Identify all lines in the data containing the string "JSON". Copy them out.

[Begin RAW DATA]

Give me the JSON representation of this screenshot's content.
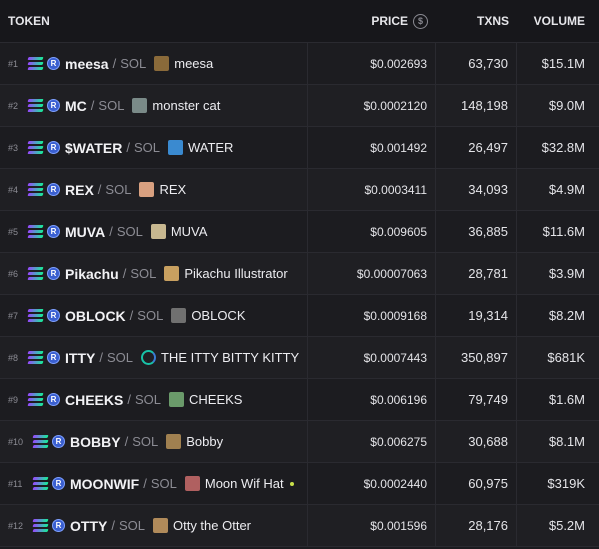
{
  "header": {
    "token": "TOKEN",
    "price": "PRICE",
    "txns": "TXNS",
    "volume": "VOLUME",
    "price_icon": "dollar-circle-icon"
  },
  "rows": [
    {
      "rank": "#1",
      "symbol": "meesa",
      "quote": "SOL",
      "name": "meesa",
      "price": "$0.002693",
      "txns": "63,730",
      "volume": "$15.1M",
      "avatar_color": "#8a6a3a"
    },
    {
      "rank": "#2",
      "symbol": "MC",
      "quote": "SOL",
      "name": "monster cat",
      "price": "$0.0002120",
      "txns": "148,198",
      "volume": "$9.0M",
      "avatar_color": "#7a8a88"
    },
    {
      "rank": "#3",
      "symbol": "$WATER",
      "quote": "SOL",
      "name": "WATER",
      "price": "$0.001492",
      "txns": "26,497",
      "volume": "$32.8M",
      "avatar_color": "#3a8ad0"
    },
    {
      "rank": "#4",
      "symbol": "REX",
      "quote": "SOL",
      "name": "REX",
      "price": "$0.0003411",
      "txns": "34,093",
      "volume": "$4.9M",
      "avatar_color": "#d8a080"
    },
    {
      "rank": "#5",
      "symbol": "MUVA",
      "quote": "SOL",
      "name": "MUVA",
      "price": "$0.009605",
      "txns": "36,885",
      "volume": "$11.6M",
      "avatar_color": "#c8b890"
    },
    {
      "rank": "#6",
      "symbol": "Pikachu",
      "quote": "SOL",
      "name": "Pikachu Illustrator",
      "price": "$0.00007063",
      "txns": "28,781",
      "volume": "$3.9M",
      "avatar_color": "#c8a060"
    },
    {
      "rank": "#7",
      "symbol": "OBLOCK",
      "quote": "SOL",
      "name": "OBLOCK",
      "price": "$0.0009168",
      "txns": "19,314",
      "volume": "$8.2M",
      "avatar_color": "#707070"
    },
    {
      "rank": "#8",
      "symbol": "ITTY",
      "quote": "SOL",
      "name": "THE ITTY BITTY KITTY",
      "price": "$0.0007443",
      "txns": "350,897",
      "volume": "$681K",
      "avatar_color": "ring"
    },
    {
      "rank": "#9",
      "symbol": "CHEEKS",
      "quote": "SOL",
      "name": "CHEEKS",
      "price": "$0.006196",
      "txns": "79,749",
      "volume": "$1.6M",
      "avatar_color": "#6a9a6a"
    },
    {
      "rank": "#10",
      "symbol": "BOBBY",
      "quote": "SOL",
      "name": "Bobby",
      "price": "$0.006275",
      "txns": "30,688",
      "volume": "$8.1M",
      "avatar_color": "#a08050"
    },
    {
      "rank": "#11",
      "symbol": "MOONWIF",
      "quote": "SOL",
      "name": "Moon Wif Hat",
      "price": "$0.0002440",
      "txns": "60,975",
      "volume": "$319K",
      "avatar_color": "#b06060"
    },
    {
      "rank": "#12",
      "symbol": "OTTY",
      "quote": "SOL",
      "name": "Otty the Otter",
      "price": "$0.001596",
      "txns": "28,176",
      "volume": "$5.2M",
      "avatar_color": "#b08a5a"
    }
  ]
}
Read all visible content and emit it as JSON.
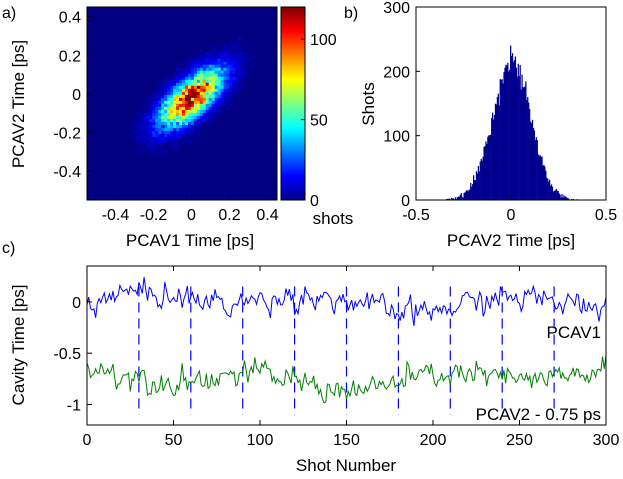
{
  "colors": {
    "histogram": "#00008f",
    "pcav1": "#0000ff",
    "pcav2": "#008000",
    "dashed": "#0000ff",
    "colormap": [
      "#00008f",
      "#0000ff",
      "#0080ff",
      "#00ffff",
      "#80ff80",
      "#ffff00",
      "#ff8000",
      "#ff0000",
      "#800000"
    ]
  },
  "chart_data": [
    {
      "type": "heatmap",
      "panel_label": "a)",
      "xlabel": "PCAV1 Time [ps]",
      "ylabel": "PCAV2 Time [ps]",
      "xlim": [
        -0.55,
        0.45
      ],
      "ylim": [
        -0.55,
        0.45
      ],
      "xticks": [
        -0.4,
        -0.2,
        0,
        0.2,
        0.4
      ],
      "xtick_labels": [
        "-0.4",
        "-0.2",
        "0",
        "0.2",
        "0.4"
      ],
      "yticks": [
        0.4,
        0.2,
        0,
        -0.2,
        -0.4
      ],
      "ytick_labels": [
        "0.4",
        "0.2",
        "0",
        "-0.2",
        "-0.4"
      ],
      "distribution": {
        "mean_x": 0.0,
        "mean_y": -0.02,
        "sd_x": 0.11,
        "sd_y": 0.1,
        "correlation": 0.7
      },
      "colorbar": {
        "range": [
          0,
          120
        ],
        "ticks": [
          0,
          50,
          100
        ],
        "tick_labels": [
          "0",
          "50",
          "100"
        ],
        "label": "shots"
      }
    },
    {
      "type": "bar",
      "panel_label": "b)",
      "xlabel": "PCAV2 Time [ps]",
      "ylabel": "Shots",
      "xlim": [
        -0.5,
        0.5
      ],
      "ylim": [
        0,
        300
      ],
      "xticks": [
        -0.5,
        0,
        0.5
      ],
      "xtick_labels": [
        "-0.5",
        "0",
        "0.5"
      ],
      "yticks": [
        0,
        100,
        200,
        300
      ],
      "ytick_labels": [
        "0",
        "100",
        "200",
        "300"
      ],
      "distribution": {
        "peak": 215,
        "center": 0.0,
        "sd": 0.1,
        "bin_width": 0.005
      }
    },
    {
      "type": "line",
      "panel_label": "c)",
      "xlabel": "Shot Number",
      "ylabel": "Cavity Time [ps]",
      "xlim": [
        0,
        300
      ],
      "ylim": [
        -1.2,
        0.35
      ],
      "xticks": [
        0,
        50,
        100,
        150,
        200,
        250,
        300
      ],
      "xtick_labels": [
        "0",
        "50",
        "100",
        "150",
        "200",
        "250",
        "300"
      ],
      "yticks": [
        0,
        -0.5,
        -1
      ],
      "ytick_labels": [
        "0",
        "-0.5",
        "-1"
      ],
      "dashed_x": [
        30,
        60,
        90,
        120,
        150,
        180,
        210,
        240,
        270
      ],
      "series": [
        {
          "name": "PCAV1",
          "mean": 0.0,
          "noise_sd": 0.1
        },
        {
          "name": "PCAV2 - 0.75 ps",
          "mean": -0.75,
          "noise_sd": 0.1
        }
      ]
    }
  ]
}
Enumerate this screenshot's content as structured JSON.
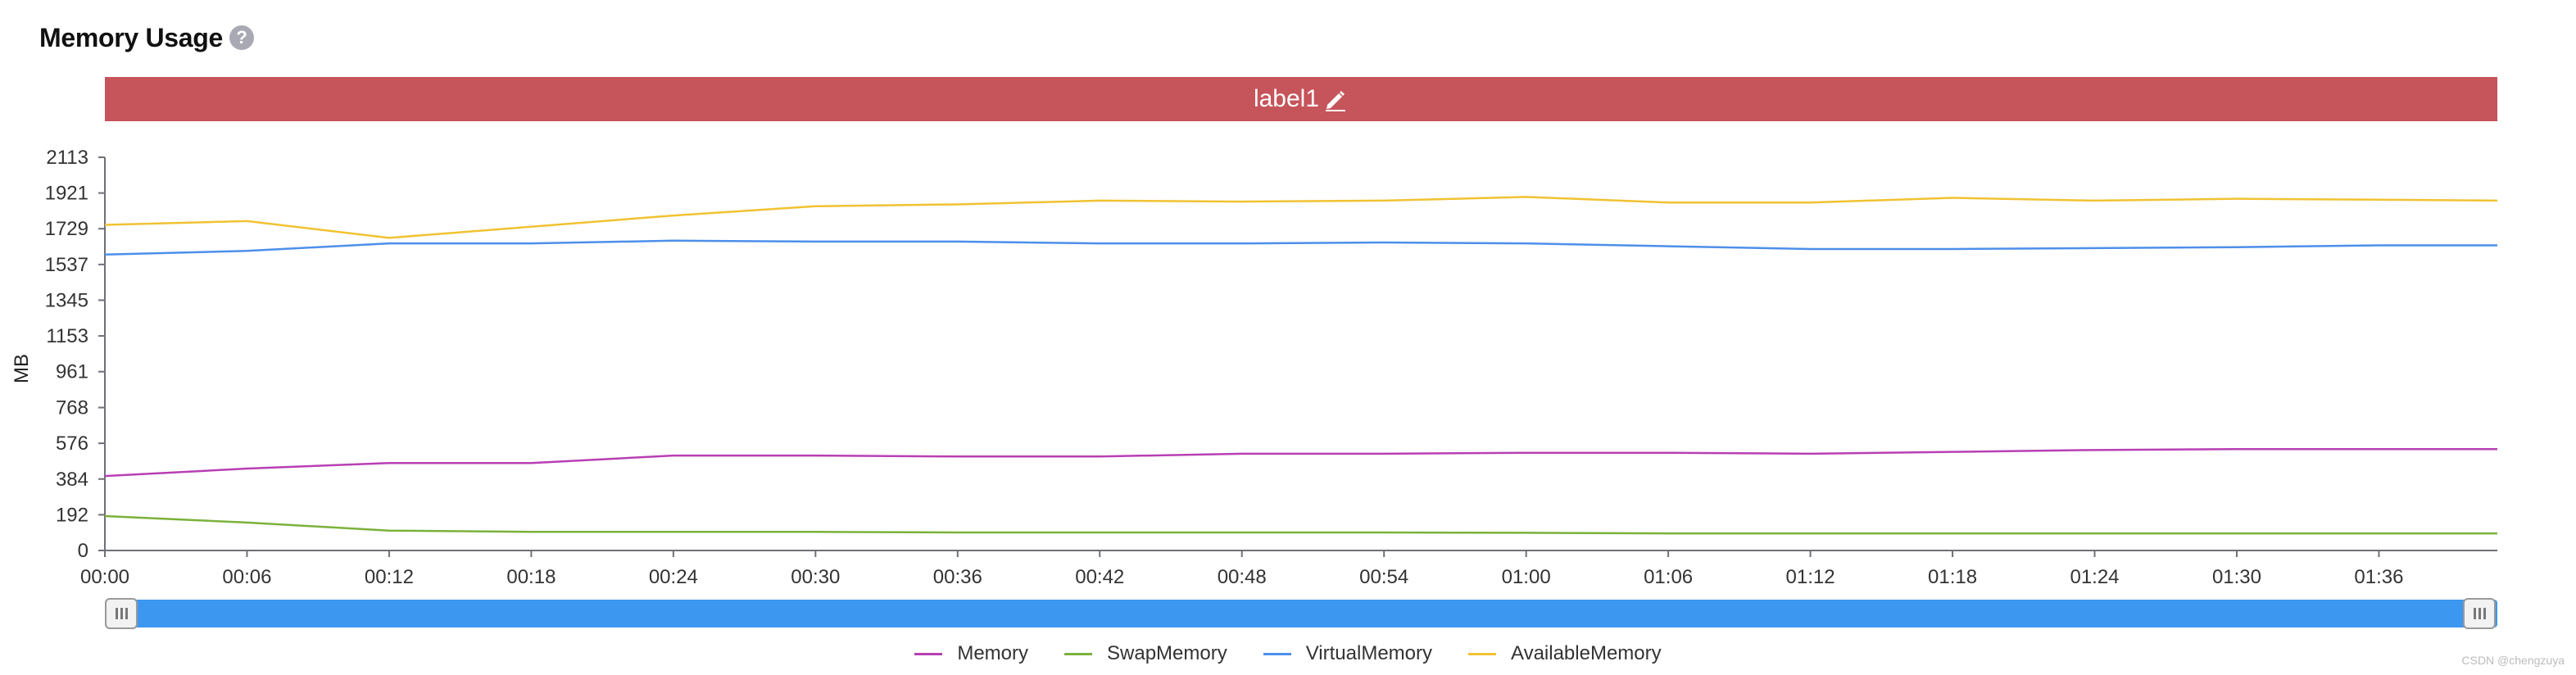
{
  "panel": {
    "title": "Memory Usage",
    "help_icon": "?"
  },
  "label_bar": {
    "text": "label1",
    "color": "#c6545b",
    "icon": "pencil-icon"
  },
  "watermark": "CSDN @chengzuya",
  "chart_data": {
    "type": "line",
    "title": "",
    "xlabel": "",
    "ylabel": "MB",
    "ylim": [
      0,
      2113
    ],
    "y_ticks": [
      "0",
      "192",
      "384",
      "576",
      "768",
      "961",
      "1153",
      "1345",
      "1537",
      "1729",
      "1921",
      "2113"
    ],
    "x_ticks": [
      "00:00",
      "00:06",
      "00:12",
      "00:18",
      "00:24",
      "00:30",
      "00:36",
      "00:42",
      "00:48",
      "00:54",
      "01:00",
      "01:06",
      "01:12",
      "01:18",
      "01:24",
      "01:30",
      "01:36"
    ],
    "x_range_minutes": [
      0,
      101
    ],
    "grid": false,
    "legend_position": "bottom-center",
    "data_zoom": {
      "start_percent": 0,
      "end_percent": 100
    },
    "x_minutes": [
      0,
      6,
      12,
      18,
      24,
      30,
      36,
      42,
      48,
      54,
      60,
      66,
      72,
      78,
      84,
      90,
      96,
      101
    ],
    "series": [
      {
        "name": "Memory",
        "color": "#b83fb4",
        "values": [
          400,
          440,
          470,
          470,
          510,
          510,
          505,
          505,
          520,
          520,
          525,
          525,
          520,
          530,
          540,
          545,
          545,
          545
        ]
      },
      {
        "name": "SwapMemory",
        "color": "#7bb13a",
        "values": [
          185,
          150,
          107,
          100,
          100,
          100,
          97,
          97,
          97,
          97,
          95,
          92,
          92,
          92,
          92,
          92,
          92,
          92
        ]
      },
      {
        "name": "VirtualMemory",
        "color": "#4d8fea",
        "values": [
          1590,
          1610,
          1650,
          1650,
          1665,
          1660,
          1660,
          1650,
          1650,
          1655,
          1650,
          1635,
          1620,
          1620,
          1625,
          1630,
          1640,
          1640
        ]
      },
      {
        "name": "AvailableMemory",
        "color": "#f1c232",
        "values": [
          1750,
          1770,
          1680,
          1740,
          1800,
          1850,
          1860,
          1880,
          1875,
          1880,
          1900,
          1870,
          1870,
          1895,
          1880,
          1890,
          1885,
          1880
        ]
      }
    ]
  }
}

[End RAW DATA]

• COMPLETE RESPONSE:
Give me the JSON representation of this screenshot's content.
Read all visible content and emit it as JSON.
Enumerate this screenshot's content as structured JSON.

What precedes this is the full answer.